Could you swap "annotation-label" for "line-marker" in the entries, from their start through the line containing "x-axis-label: Wavelength (angstroms)" (both ends included), and return only those lines with nothing else changed?

------ Input ------

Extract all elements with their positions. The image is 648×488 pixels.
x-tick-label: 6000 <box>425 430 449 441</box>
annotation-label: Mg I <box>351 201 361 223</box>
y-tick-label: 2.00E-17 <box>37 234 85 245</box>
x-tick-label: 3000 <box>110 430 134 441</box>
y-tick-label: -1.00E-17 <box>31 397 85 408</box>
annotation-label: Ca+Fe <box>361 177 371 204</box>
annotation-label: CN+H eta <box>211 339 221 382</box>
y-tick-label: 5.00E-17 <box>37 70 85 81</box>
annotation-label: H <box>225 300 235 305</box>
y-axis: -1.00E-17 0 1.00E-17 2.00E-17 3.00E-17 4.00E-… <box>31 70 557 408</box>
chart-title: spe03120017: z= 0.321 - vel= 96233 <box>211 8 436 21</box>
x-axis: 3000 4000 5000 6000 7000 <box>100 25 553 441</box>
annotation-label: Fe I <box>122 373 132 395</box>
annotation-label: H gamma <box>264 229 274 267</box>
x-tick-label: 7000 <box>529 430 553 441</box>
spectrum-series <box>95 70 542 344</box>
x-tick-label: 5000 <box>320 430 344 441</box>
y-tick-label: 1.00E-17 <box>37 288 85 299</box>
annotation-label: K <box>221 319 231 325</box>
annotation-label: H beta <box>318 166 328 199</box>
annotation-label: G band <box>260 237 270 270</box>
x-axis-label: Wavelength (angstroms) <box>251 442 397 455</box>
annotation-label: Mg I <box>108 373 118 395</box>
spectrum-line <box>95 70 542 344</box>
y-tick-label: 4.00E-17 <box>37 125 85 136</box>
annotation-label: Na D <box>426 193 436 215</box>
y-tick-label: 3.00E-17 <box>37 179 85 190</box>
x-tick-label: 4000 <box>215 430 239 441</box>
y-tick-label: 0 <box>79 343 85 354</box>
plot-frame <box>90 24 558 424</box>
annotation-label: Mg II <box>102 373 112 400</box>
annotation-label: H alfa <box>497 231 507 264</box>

------

# [Exercise result]
Extract all elements with their positions. The image is 648×488 pixels.
x-tick-label: 6000 <box>425 430 449 441</box>
line-marker: Mg I <box>351 201 361 223</box>
y-tick-label: 2.00E-17 <box>37 234 85 245</box>
x-tick-label: 3000 <box>110 430 134 441</box>
y-tick-label: -1.00E-17 <box>31 397 85 408</box>
line-marker: Ca+Fe <box>361 177 371 204</box>
line-marker: CN+H eta <box>211 339 221 382</box>
y-tick-label: 5.00E-17 <box>37 70 85 81</box>
line-marker: H <box>225 300 235 305</box>
y-axis: -1.00E-17 0 1.00E-17 2.00E-17 3.00E-17 4.00E-… <box>31 70 557 408</box>
chart-title: spe03120017: z= 0.321 - vel= 96233 <box>211 8 436 21</box>
x-axis: 3000 4000 5000 6000 7000 <box>100 25 553 441</box>
line-marker: Fe I <box>122 373 132 395</box>
line-marker: H gamma <box>264 229 274 267</box>
x-tick-label: 7000 <box>529 430 553 441</box>
spectrum-series <box>95 70 542 344</box>
x-tick-label: 5000 <box>320 430 344 441</box>
y-tick-label: 1.00E-17 <box>37 288 85 299</box>
line-marker: K <box>221 319 231 325</box>
line-marker: H beta <box>318 166 328 199</box>
line-marker: G band <box>260 237 270 270</box>
x-axis-label: Wavelength (angstroms) <box>251 442 397 455</box>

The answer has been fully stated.